[Begin Records supplied]
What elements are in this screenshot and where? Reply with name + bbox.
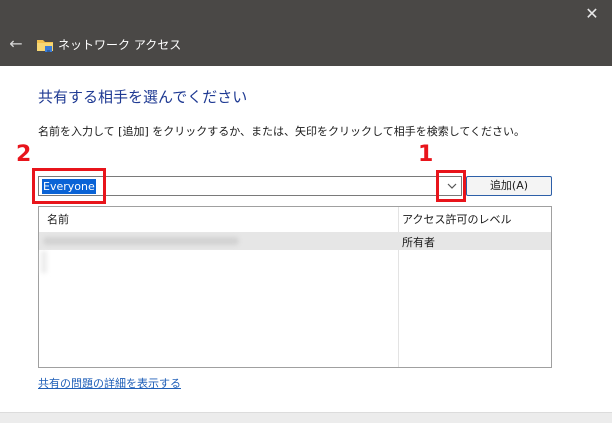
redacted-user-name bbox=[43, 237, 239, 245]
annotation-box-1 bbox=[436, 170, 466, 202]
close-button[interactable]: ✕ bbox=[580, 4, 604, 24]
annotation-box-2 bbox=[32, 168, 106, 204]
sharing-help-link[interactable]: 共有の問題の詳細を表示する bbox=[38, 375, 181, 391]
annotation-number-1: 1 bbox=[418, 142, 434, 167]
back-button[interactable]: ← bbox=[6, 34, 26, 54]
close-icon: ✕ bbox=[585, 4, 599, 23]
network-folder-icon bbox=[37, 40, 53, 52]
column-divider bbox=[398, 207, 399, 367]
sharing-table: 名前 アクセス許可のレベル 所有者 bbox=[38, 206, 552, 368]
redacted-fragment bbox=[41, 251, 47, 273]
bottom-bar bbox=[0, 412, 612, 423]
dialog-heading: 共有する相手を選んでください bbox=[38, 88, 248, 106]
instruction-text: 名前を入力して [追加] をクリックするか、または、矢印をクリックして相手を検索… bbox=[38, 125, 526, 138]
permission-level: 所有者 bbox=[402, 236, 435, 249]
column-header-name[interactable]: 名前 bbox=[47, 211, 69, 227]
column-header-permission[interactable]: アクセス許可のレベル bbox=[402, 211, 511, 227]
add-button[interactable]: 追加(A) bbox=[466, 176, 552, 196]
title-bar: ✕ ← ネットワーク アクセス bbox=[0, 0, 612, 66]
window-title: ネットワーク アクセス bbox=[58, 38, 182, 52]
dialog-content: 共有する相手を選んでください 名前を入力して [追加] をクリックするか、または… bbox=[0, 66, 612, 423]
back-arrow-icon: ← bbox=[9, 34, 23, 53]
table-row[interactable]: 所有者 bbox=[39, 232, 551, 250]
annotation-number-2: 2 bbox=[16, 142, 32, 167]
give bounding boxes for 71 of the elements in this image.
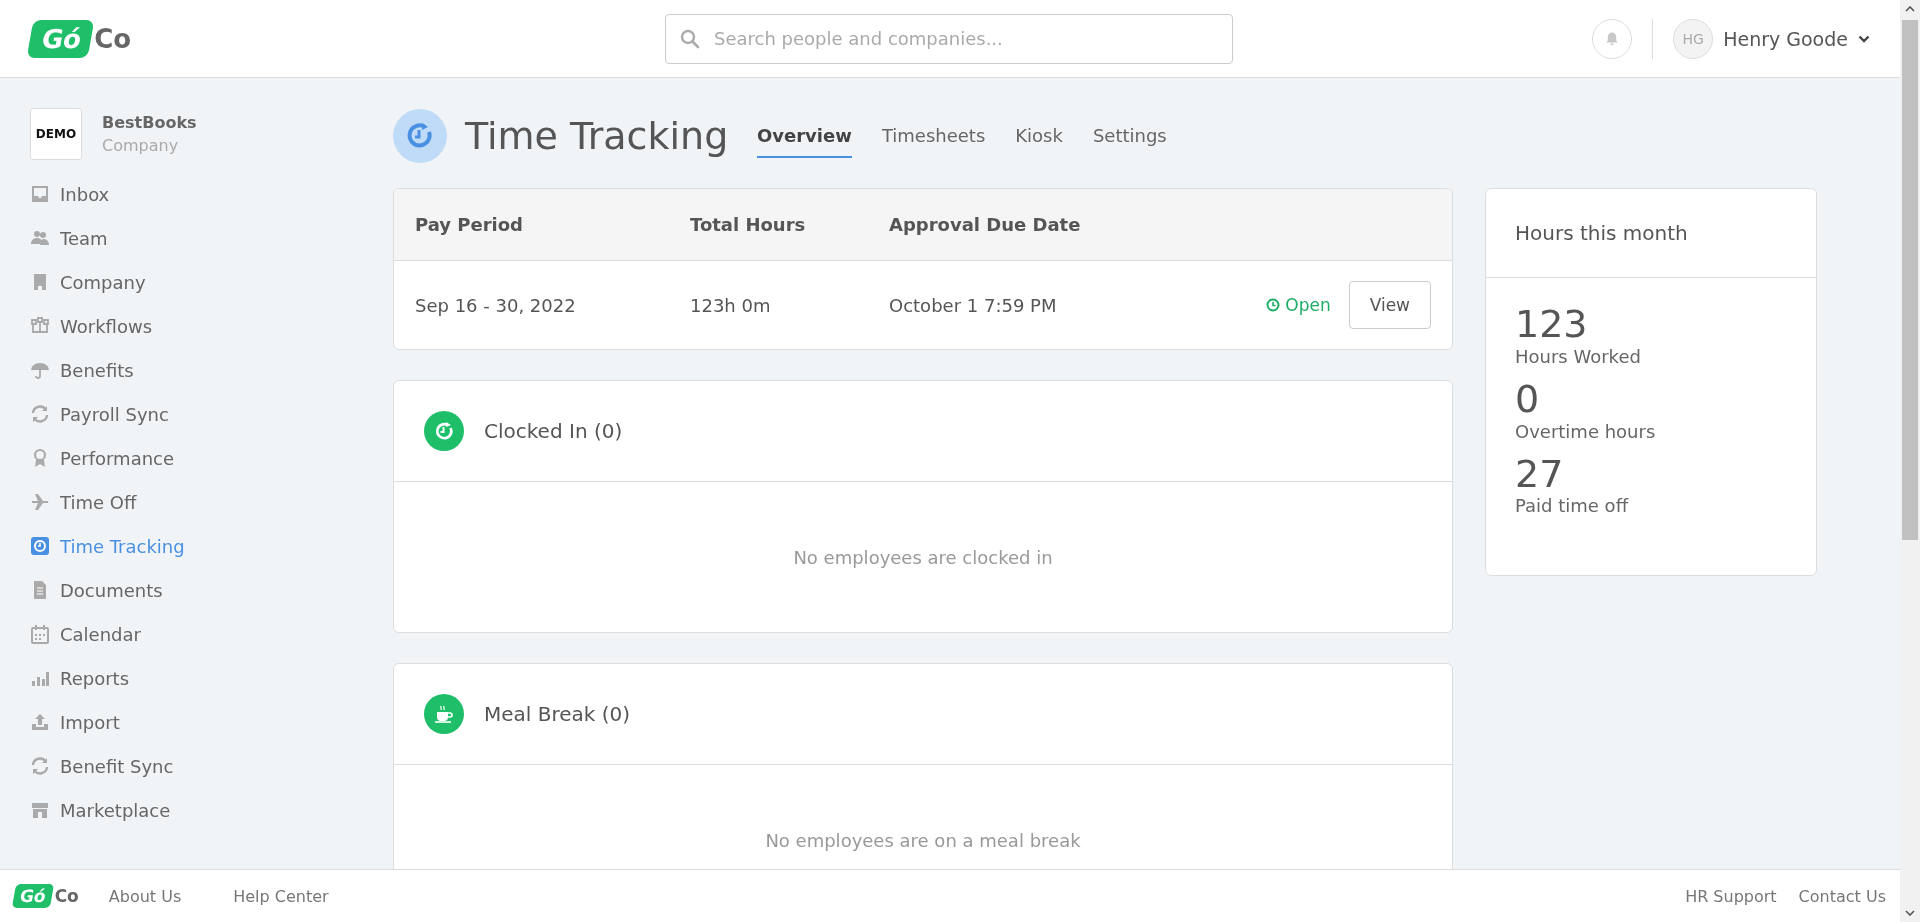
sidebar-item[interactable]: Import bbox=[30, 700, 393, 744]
[End Records supplied]
## Set problem
Reproduce all of the rows above verbatim, omitting the pictures.

## Solution
What elements are in this screenshot and where? Reply with name + bbox.
redacted-user-name bbox=[43, 237, 239, 245]
annotation-box-1 bbox=[436, 170, 466, 202]
close-button[interactable]: ✕ bbox=[580, 4, 604, 24]
annotation-box-2 bbox=[32, 168, 106, 204]
sharing-help-link[interactable]: 共有の問題の詳細を表示する bbox=[38, 375, 181, 391]
annotation-number-1: 1 bbox=[418, 142, 434, 167]
back-button[interactable]: ← bbox=[6, 34, 26, 54]
close-icon: ✕ bbox=[585, 4, 599, 23]
network-folder-icon bbox=[37, 40, 53, 52]
column-divider bbox=[398, 207, 399, 367]
sharing-table: 名前 アクセス許可のレベル 所有者 bbox=[38, 206, 552, 368]
redacted-fragment bbox=[41, 251, 47, 273]
bottom-bar bbox=[0, 412, 612, 423]
dialog-heading: 共有する相手を選んでください bbox=[38, 88, 248, 106]
instruction-text: 名前を入力して [追加] をクリックするか、または、矢印をクリックして相手を検索… bbox=[38, 125, 526, 138]
permission-level: 所有者 bbox=[402, 236, 435, 249]
column-header-name[interactable]: 名前 bbox=[47, 211, 69, 227]
column-header-permission[interactable]: アクセス許可のレベル bbox=[402, 211, 511, 227]
add-button[interactable]: 追加(A) bbox=[466, 176, 552, 196]
title-bar: ✕ ← ネットワーク アクセス bbox=[0, 0, 612, 66]
window-title: ネットワーク アクセス bbox=[58, 38, 182, 52]
dialog-content: 共有する相手を選んでください 名前を入力して [追加] をクリックするか、または… bbox=[0, 66, 612, 423]
back-arrow-icon: ← bbox=[9, 34, 23, 53]
table-row[interactable]: 所有者 bbox=[39, 232, 551, 250]
annotation-number-2: 2 bbox=[16, 142, 32, 167]
give bounding boxes for 71 of the elements in this image.
sidebar-item[interactable]: Import bbox=[30, 700, 393, 744]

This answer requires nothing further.